-- Begin DATASET --

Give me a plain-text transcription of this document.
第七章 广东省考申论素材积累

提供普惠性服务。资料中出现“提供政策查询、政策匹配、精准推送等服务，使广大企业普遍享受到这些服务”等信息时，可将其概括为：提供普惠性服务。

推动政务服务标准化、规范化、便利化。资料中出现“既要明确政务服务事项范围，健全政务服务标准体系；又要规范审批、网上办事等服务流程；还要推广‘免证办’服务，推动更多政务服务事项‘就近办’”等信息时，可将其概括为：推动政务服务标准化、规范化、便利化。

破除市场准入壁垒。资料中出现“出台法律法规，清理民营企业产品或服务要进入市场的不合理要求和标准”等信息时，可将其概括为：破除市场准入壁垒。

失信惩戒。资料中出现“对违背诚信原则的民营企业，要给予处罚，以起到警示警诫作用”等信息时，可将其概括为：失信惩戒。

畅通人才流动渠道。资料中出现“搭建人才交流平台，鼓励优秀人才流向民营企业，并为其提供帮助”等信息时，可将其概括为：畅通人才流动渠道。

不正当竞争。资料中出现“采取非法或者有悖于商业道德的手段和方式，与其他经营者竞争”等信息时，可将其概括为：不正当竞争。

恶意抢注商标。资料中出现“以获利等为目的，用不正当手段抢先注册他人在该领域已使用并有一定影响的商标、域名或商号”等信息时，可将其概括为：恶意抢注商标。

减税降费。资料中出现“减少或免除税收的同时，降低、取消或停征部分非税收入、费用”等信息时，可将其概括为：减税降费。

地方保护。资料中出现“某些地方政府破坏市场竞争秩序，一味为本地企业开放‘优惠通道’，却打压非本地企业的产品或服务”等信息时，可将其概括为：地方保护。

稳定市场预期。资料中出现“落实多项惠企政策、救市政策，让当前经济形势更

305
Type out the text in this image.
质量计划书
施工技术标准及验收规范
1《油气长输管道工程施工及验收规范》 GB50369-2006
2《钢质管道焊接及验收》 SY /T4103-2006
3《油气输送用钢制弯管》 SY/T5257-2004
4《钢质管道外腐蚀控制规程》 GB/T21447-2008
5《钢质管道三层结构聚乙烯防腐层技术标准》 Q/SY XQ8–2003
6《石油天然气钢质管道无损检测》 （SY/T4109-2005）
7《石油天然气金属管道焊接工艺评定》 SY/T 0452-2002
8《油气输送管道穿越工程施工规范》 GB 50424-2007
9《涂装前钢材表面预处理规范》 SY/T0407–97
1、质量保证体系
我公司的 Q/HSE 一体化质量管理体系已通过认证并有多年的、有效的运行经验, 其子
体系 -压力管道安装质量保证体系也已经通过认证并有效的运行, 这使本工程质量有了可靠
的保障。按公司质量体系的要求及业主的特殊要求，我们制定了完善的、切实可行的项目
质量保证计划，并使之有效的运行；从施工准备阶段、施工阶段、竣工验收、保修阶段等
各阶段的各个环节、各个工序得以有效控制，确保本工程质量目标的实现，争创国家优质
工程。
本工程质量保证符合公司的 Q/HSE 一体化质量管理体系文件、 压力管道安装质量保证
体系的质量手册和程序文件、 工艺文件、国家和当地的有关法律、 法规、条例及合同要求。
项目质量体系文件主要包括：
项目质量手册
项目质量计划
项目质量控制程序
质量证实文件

-- End DATASET --

* [STATED PROBLEM]: Search the preceding listing for "可将其概括为" and extract every line where it is found.

* [ANSWER IN FULL]:
提供普惠性服务。资料中出现“提供政策查询、政策匹配、精准推送等服务，使广大企业普遍享受到这些服务”等信息时，可将其概括为：提供普惠性服务。
推动政务服务标准化、规范化、便利化。资料中出现“既要明确政务服务事项范围，健全政务服务标准体系；又要规范审批、网上办事等服务流程；还要推广‘免证办’服务，推动更多政务服务事项‘就近办’”等信息时，可将其概括为：推动政务服务标准化、规范化、便利化。
破除市场准入壁垒。资料中出现“出台法律法规，清理民营企业产品或服务要进入市场的不合理要求和标准”等信息时，可将其概括为：破除市场准入壁垒。
失信惩戒。资料中出现“对违背诚信原则的民营企业，要给予处罚，以起到警示警诫作用”等信息时，可将其概括为：失信惩戒。
畅通人才流动渠道。资料中出现“搭建人才交流平台，鼓励优秀人才流向民营企业，并为其提供帮助”等信息时，可将其概括为：畅通人才流动渠道。
不正当竞争。资料中出现“采取非法或者有悖于商业道德的手段和方式，与其他经营者竞争”等信息时，可将其概括为：不正当竞争。
恶意抢注商标。资料中出现“以获利等为目的，用不正当手段抢先注册他人在该领域已使用并有一定影响的商标、域名或商号”等信息时，可将其概括为：恶意抢注商标。
减税降费。资料中出现“减少或免除税收的同时，降低、取消或停征部分非税收入、费用”等信息时，可将其概括为：减税降费。
地方保护。资料中出现“某些地方政府破坏市场竞争秩序，一味为本地企业开放‘优惠通道’，却打压非本地企业的产品或服务”等信息时，可将其概括为：地方保护。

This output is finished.